»»

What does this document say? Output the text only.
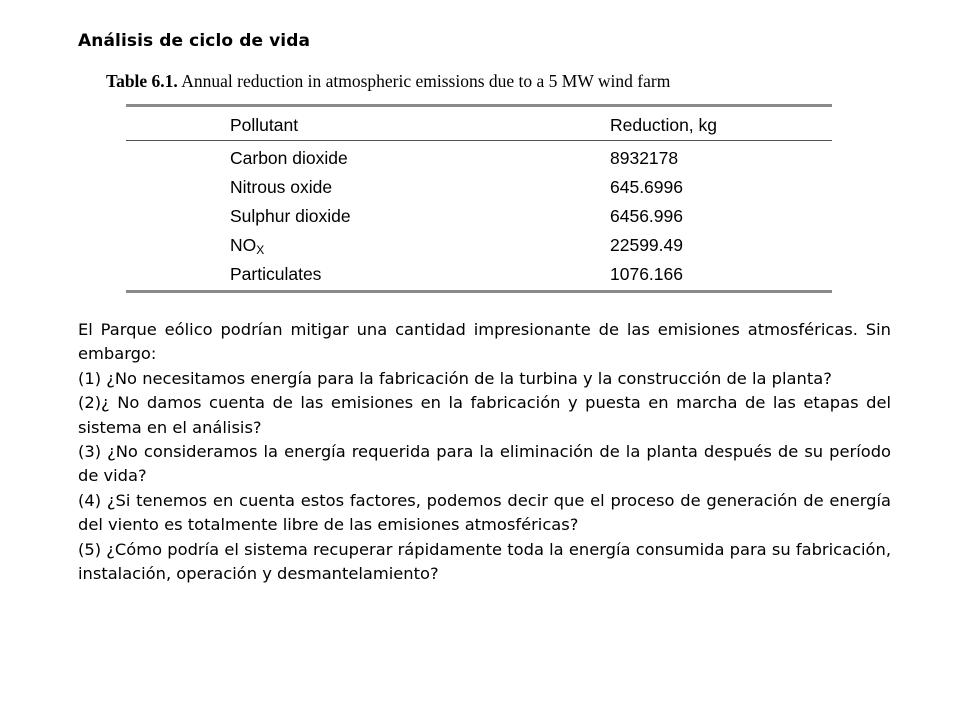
Análisis de ciclo de vida
Table 6.1. Annual reduction in atmospheric emissions due to a 5 MW wind farm
Pollutant	Reduction, kg
Carbon dioxide	8932178
Nitrous oxide	645.6996
Sulphur dioxide	6456.996
$NO_X$	22599.49
Particulates	1076.166
El Parque eólico podrían mitigar una cantidad impresionante de las emisiones atmosféricas. Sin embargo:
(1) ¿No necesitamos energía para la fabricación de la turbina y la construcción de la planta?
(2)¿ No damos cuenta de las emisiones en la fabricación y puesta en marcha de las etapas del sistema en el análisis?
(3) ¿No consideramos la energía requerida para la eliminación de la planta después de su período de vida?
(4) ¿Si tenemos en cuenta estos factores, podemos decir que el proceso de generación de energía del viento es totalmente libre de las emisiones atmosféricas?
(5) ¿Cómo podría el sistema recuperar rápidamente toda la energía consumida para su fabricación, instalación, operación y desmantelamiento?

««

Leave out all images, then reproduce the entries above exactly.

> **EXPECTED ANSWER**
What does this document say? Output the text only.
Análisis de ciclo de vida
Table 6.1. Annual reduction in atmospheric emissions due to a 5 MW wind farm
Pollutant	Reduction, kg
Carbon dioxide	8932178
Nitrous oxide	645.6996
Sulphur dioxide	6456.996
$NO_X$	22599.49
Particulates	1076.166
El Parque eólico podrían mitigar una cantidad impresionante de las emisiones atmosféricas. Sin embargo:
(1) ¿No necesitamos energía para la fabricación de la turbina y la construcción de la planta?
(2)¿ No damos cuenta de las emisiones en la fabricación y puesta en marcha de las etapas del sistema en el análisis?
(3) ¿No consideramos la energía requerida para la eliminación de la planta después de su período de vida?
(4) ¿Si tenemos en cuenta estos factores, podemos decir que el proceso de generación de energía del viento es totalmente libre de las emisiones atmosféricas?
(5) ¿Cómo podría el sistema recuperar rápidamente toda la energía consumida para su fabricación, instalación, operación y desmantelamiento?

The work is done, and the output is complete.